**PROBLEM TO WORK ON:** Reproduce the full listing below unchanged, apart from the pictures.

** Start SUPPLIED DATA **

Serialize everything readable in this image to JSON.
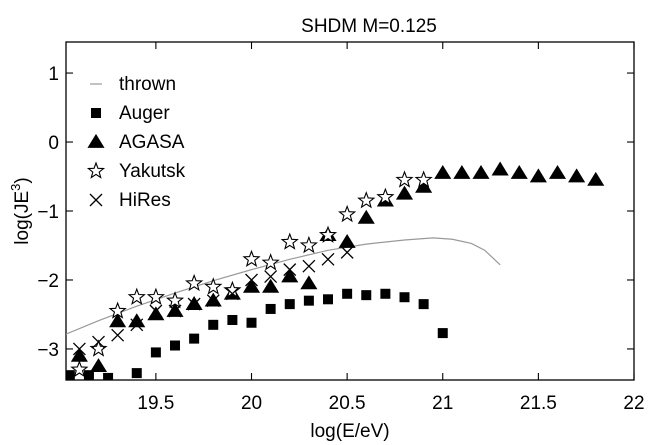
{
  "chart_data": {
    "type": "scatter",
    "title": "SHDM M=0.125",
    "xlabel": "log(E/eV)",
    "ylabel_main": "log(JE",
    "ylabel_sup": "3",
    "ylabel_close": ")",
    "xlim": [
      19.03,
      22.0
    ],
    "ylim": [
      -3.45,
      1.45
    ],
    "xticks": [
      19.5,
      20,
      20.5,
      21,
      21.5,
      22
    ],
    "xtick_labels": [
      "19.5",
      "20",
      "20.5",
      "21",
      "21.5",
      "22"
    ],
    "yticks": [
      -3,
      -2,
      -1,
      0,
      1
    ],
    "ytick_labels": [
      "−3",
      "−2",
      "−1",
      "0",
      "1"
    ],
    "grid": false,
    "legend_position": "top-left",
    "series": [
      {
        "name": "thrown",
        "marker": "line",
        "color": "#999999",
        "x": [
          19.0,
          19.2,
          19.4,
          19.6,
          19.8,
          20.0,
          20.2,
          20.4,
          20.6,
          20.8,
          20.95,
          21.05,
          21.15,
          21.22,
          21.3
        ],
        "y": [
          -2.82,
          -2.59,
          -2.38,
          -2.19,
          -2.01,
          -1.85,
          -1.7,
          -1.57,
          -1.48,
          -1.42,
          -1.39,
          -1.41,
          -1.47,
          -1.57,
          -1.78
        ]
      },
      {
        "name": "Auger",
        "marker": "square",
        "color": "#000000",
        "x": [
          19.05,
          19.15,
          19.25,
          19.4,
          19.5,
          19.6,
          19.7,
          19.8,
          19.9,
          20.0,
          20.1,
          20.2,
          20.3,
          20.4,
          20.5,
          20.6,
          20.7,
          20.8,
          20.9,
          21.0
        ],
        "y": [
          -3.38,
          -3.38,
          -3.42,
          -3.35,
          -3.05,
          -2.95,
          -2.85,
          -2.65,
          -2.58,
          -2.62,
          -2.42,
          -2.35,
          -2.3,
          -2.28,
          -2.2,
          -2.22,
          -2.2,
          -2.25,
          -2.35,
          -2.77
        ]
      },
      {
        "name": "AGASA",
        "marker": "triangle",
        "color": "#000000",
        "x": [
          19.1,
          19.2,
          19.3,
          19.4,
          19.5,
          19.6,
          19.7,
          19.8,
          19.9,
          20.0,
          20.1,
          20.2,
          20.3,
          20.4,
          20.5,
          20.6,
          20.7,
          20.8,
          20.9,
          21.0,
          21.1,
          21.2,
          21.3,
          21.4,
          21.5,
          21.6,
          21.7,
          21.8
        ],
        "y": [
          -3.1,
          -3.25,
          -2.6,
          -2.6,
          -2.5,
          -2.45,
          -2.35,
          -2.3,
          -2.2,
          -2.1,
          -2.1,
          -1.95,
          -2.05,
          -1.35,
          -1.45,
          -1.1,
          -0.85,
          -0.75,
          -0.65,
          -0.45,
          -0.45,
          -0.45,
          -0.4,
          -0.45,
          -0.5,
          -0.45,
          -0.5,
          -0.55
        ]
      },
      {
        "name": "Yakutsk",
        "marker": "star",
        "color": "#000000",
        "x": [
          19.1,
          19.2,
          19.3,
          19.4,
          19.5,
          19.6,
          19.7,
          19.8,
          19.9,
          20.0,
          20.1,
          20.2,
          20.3,
          20.4,
          20.5,
          20.6,
          20.7,
          20.8,
          20.9
        ],
        "y": [
          -3.3,
          -3.0,
          -2.45,
          -2.25,
          -2.25,
          -2.3,
          -2.05,
          -2.1,
          -2.15,
          -1.7,
          -1.75,
          -1.45,
          -1.5,
          -1.35,
          -1.05,
          -0.85,
          -0.8,
          -0.55,
          -0.55
        ]
      },
      {
        "name": "HiRes",
        "marker": "x",
        "color": "#000000",
        "x": [
          19.0,
          19.1,
          19.2,
          19.3,
          19.4,
          19.5,
          19.6,
          19.7,
          19.8,
          19.9,
          20.0,
          20.1,
          20.2,
          20.3,
          20.4,
          20.5
        ],
        "y": [
          -3.05,
          -3.0,
          -2.9,
          -2.8,
          -2.65,
          -2.45,
          -2.45,
          -2.35,
          -2.3,
          -2.2,
          -2.0,
          -1.95,
          -1.85,
          -1.8,
          -1.7,
          -1.6
        ]
      }
    ]
  }
}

** End SUPPLIED DATA **

**SOLVED PROBLEM:**
Serialize everything readable in this image to JSON.
{
  "chart_data": {
    "type": "scatter",
    "title": "SHDM M=0.125",
    "xlabel": "log(E/eV)",
    "ylabel_main": "log(JE",
    "ylabel_sup": "3",
    "ylabel_close": ")",
    "xlim": [
      19.03,
      22.0
    ],
    "ylim": [
      -3.45,
      1.45
    ],
    "xticks": [
      19.5,
      20,
      20.5,
      21,
      21.5,
      22
    ],
    "xtick_labels": [
      "19.5",
      "20",
      "20.5",
      "21",
      "21.5",
      "22"
    ],
    "yticks": [
      -3,
      -2,
      -1,
      0,
      1
    ],
    "ytick_labels": [
      "−3",
      "−2",
      "−1",
      "0",
      "1"
    ],
    "grid": false,
    "legend_position": "top-left",
    "series": [
      {
        "name": "thrown",
        "marker": "line",
        "color": "#999999",
        "x": [
          19.0,
          19.2,
          19.4,
          19.6,
          19.8,
          20.0,
          20.2,
          20.4,
          20.6,
          20.8,
          20.95,
          21.05,
          21.15,
          21.22,
          21.3
        ],
        "y": [
          -2.82,
          -2.59,
          -2.38,
          -2.19,
          -2.01,
          -1.85,
          -1.7,
          -1.57,
          -1.48,
          -1.42,
          -1.39,
          -1.41,
          -1.47,
          -1.57,
          -1.78
        ]
      },
      {
        "name": "Auger",
        "marker": "square",
        "color": "#000000",
        "x": [
          19.05,
          19.15,
          19.25,
          19.4,
          19.5,
          19.6,
          19.7,
          19.8,
          19.9,
          20.0,
          20.1,
          20.2,
          20.3,
          20.4,
          20.5,
          20.6,
          20.7,
          20.8,
          20.9,
          21.0
        ],
        "y": [
          -3.38,
          -3.38,
          -3.42,
          -3.35,
          -3.05,
          -2.95,
          -2.85,
          -2.65,
          -2.58,
          -2.62,
          -2.42,
          -2.35,
          -2.3,
          -2.28,
          -2.2,
          -2.22,
          -2.2,
          -2.25,
          -2.35,
          -2.77
        ]
      },
      {
        "name": "AGASA",
        "marker": "triangle",
        "color": "#000000",
        "x": [
          19.1,
          19.2,
          19.3,
          19.4,
          19.5,
          19.6,
          19.7,
          19.8,
          19.9,
          20.0,
          20.1,
          20.2,
          20.3,
          20.4,
          20.5,
          20.6,
          20.7,
          20.8,
          20.9,
          21.0,
          21.1,
          21.2,
          21.3,
          21.4,
          21.5,
          21.6,
          21.7,
          21.8
        ],
        "y": [
          -3.1,
          -3.25,
          -2.6,
          -2.6,
          -2.5,
          -2.45,
          -2.35,
          -2.3,
          -2.2,
          -2.1,
          -2.1,
          -1.95,
          -2.05,
          -1.35,
          -1.45,
          -1.1,
          -0.85,
          -0.75,
          -0.65,
          -0.45,
          -0.45,
          -0.45,
          -0.4,
          -0.45,
          -0.5,
          -0.45,
          -0.5,
          -0.55
        ]
      },
      {
        "name": "Yakutsk",
        "marker": "star",
        "color": "#000000",
        "x": [
          19.1,
          19.2,
          19.3,
          19.4,
          19.5,
          19.6,
          19.7,
          19.8,
          19.9,
          20.0,
          20.1,
          20.2,
          20.3,
          20.4,
          20.5,
          20.6,
          20.7,
          20.8,
          20.9
        ],
        "y": [
          -3.3,
          -3.0,
          -2.45,
          -2.25,
          -2.25,
          -2.3,
          -2.05,
          -2.1,
          -2.15,
          -1.7,
          -1.75,
          -1.45,
          -1.5,
          -1.35,
          -1.05,
          -0.85,
          -0.8,
          -0.55,
          -0.55
        ]
      },
      {
        "name": "HiRes",
        "marker": "x",
        "color": "#000000",
        "x": [
          19.0,
          19.1,
          19.2,
          19.3,
          19.4,
          19.5,
          19.6,
          19.7,
          19.8,
          19.9,
          20.0,
          20.1,
          20.2,
          20.3,
          20.4,
          20.5
        ],
        "y": [
          -3.05,
          -3.0,
          -2.9,
          -2.8,
          -2.65,
          -2.45,
          -2.45,
          -2.35,
          -2.3,
          -2.2,
          -2.0,
          -1.95,
          -1.85,
          -1.8,
          -1.7,
          -1.6
        ]
      }
    ]
  }
}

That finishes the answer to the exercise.